OBJECTIVE » Reproduce everything from the start of the records down to the line containing "scatter-point <box>408 410 416 419</box>", with both ends included.

[Records from a data source]
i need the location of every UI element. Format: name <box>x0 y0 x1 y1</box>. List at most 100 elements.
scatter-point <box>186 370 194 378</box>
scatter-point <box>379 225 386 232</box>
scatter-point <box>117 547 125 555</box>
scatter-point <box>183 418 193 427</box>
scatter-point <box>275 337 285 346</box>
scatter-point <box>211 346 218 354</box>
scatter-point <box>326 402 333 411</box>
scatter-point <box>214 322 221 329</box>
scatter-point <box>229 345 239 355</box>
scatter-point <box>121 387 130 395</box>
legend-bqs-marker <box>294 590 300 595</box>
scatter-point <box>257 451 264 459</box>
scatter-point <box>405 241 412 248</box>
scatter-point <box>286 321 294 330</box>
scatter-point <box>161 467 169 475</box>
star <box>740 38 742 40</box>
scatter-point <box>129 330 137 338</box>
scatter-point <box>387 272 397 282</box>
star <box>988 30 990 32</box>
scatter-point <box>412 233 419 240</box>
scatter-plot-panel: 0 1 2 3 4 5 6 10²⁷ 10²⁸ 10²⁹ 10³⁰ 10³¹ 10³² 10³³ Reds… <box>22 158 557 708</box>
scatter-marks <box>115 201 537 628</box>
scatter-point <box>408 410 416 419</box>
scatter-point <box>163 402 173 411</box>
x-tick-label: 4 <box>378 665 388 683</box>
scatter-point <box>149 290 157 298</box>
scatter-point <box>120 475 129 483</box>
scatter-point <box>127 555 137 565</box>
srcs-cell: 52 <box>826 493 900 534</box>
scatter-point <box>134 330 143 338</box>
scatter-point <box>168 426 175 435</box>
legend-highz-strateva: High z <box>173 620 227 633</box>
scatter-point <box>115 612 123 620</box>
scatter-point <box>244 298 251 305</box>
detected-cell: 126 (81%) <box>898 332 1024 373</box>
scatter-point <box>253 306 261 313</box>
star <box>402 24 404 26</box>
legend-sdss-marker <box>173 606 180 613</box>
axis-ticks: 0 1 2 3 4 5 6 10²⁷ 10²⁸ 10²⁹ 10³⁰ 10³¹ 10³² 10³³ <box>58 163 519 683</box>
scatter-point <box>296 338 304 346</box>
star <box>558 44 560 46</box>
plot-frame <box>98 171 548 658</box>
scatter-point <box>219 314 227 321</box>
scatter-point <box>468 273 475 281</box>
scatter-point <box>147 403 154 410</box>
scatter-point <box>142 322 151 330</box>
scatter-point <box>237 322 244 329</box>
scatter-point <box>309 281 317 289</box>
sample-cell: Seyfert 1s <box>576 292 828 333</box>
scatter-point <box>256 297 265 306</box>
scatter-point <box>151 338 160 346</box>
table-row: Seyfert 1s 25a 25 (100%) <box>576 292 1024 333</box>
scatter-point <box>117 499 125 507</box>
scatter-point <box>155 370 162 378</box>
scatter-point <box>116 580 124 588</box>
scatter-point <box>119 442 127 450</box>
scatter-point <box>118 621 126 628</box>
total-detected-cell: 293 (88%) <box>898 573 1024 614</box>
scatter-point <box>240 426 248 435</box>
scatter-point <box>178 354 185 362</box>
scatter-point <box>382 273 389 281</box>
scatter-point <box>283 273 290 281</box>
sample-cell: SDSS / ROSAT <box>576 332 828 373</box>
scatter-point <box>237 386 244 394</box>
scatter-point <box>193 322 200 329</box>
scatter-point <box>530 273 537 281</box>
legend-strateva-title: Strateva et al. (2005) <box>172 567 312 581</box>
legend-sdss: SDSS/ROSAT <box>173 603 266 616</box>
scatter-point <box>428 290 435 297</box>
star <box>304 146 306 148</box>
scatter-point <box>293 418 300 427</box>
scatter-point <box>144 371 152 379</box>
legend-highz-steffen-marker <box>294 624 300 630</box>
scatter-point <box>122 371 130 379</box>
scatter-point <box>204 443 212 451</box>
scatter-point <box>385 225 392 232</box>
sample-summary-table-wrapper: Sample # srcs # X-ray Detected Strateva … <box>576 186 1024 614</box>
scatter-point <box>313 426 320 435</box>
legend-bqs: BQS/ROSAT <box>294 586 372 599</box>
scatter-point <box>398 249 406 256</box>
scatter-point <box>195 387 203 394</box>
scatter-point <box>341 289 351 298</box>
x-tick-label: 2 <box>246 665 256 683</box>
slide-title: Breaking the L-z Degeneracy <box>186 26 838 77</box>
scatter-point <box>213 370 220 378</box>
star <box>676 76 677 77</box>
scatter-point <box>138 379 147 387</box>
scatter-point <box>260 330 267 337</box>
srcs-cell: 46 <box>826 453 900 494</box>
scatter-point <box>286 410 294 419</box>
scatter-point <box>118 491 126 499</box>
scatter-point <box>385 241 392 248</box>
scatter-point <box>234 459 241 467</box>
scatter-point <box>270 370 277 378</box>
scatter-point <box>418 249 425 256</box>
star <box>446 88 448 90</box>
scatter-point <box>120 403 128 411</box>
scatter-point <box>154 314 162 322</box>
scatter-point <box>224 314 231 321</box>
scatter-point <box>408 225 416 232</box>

ANSWER TO THIS PROBLEM »
i need the location of every UI element. Format: name <box>x0 y0 x1 y1</box>. List at most 100 elements.
scatter-point <box>186 370 194 378</box>
scatter-point <box>379 225 386 232</box>
scatter-point <box>117 547 125 555</box>
scatter-point <box>183 418 193 427</box>
scatter-point <box>275 337 285 346</box>
scatter-point <box>211 346 218 354</box>
scatter-point <box>326 402 333 411</box>
scatter-point <box>214 322 221 329</box>
scatter-point <box>229 345 239 355</box>
scatter-point <box>121 387 130 395</box>
legend-bqs-marker <box>294 590 300 595</box>
scatter-point <box>257 451 264 459</box>
scatter-point <box>405 241 412 248</box>
scatter-point <box>286 321 294 330</box>
scatter-point <box>161 467 169 475</box>
star <box>740 38 742 40</box>
scatter-point <box>129 330 137 338</box>
scatter-point <box>387 272 397 282</box>
star <box>988 30 990 32</box>
scatter-point <box>412 233 419 240</box>
scatter-plot-panel: 0 1 2 3 4 5 6 10²⁷ 10²⁸ 10²⁹ 10³⁰ 10³¹ 10³² 10³³ Reds… <box>22 158 557 708</box>
scatter-marks <box>115 201 537 628</box>
scatter-point <box>408 410 416 419</box>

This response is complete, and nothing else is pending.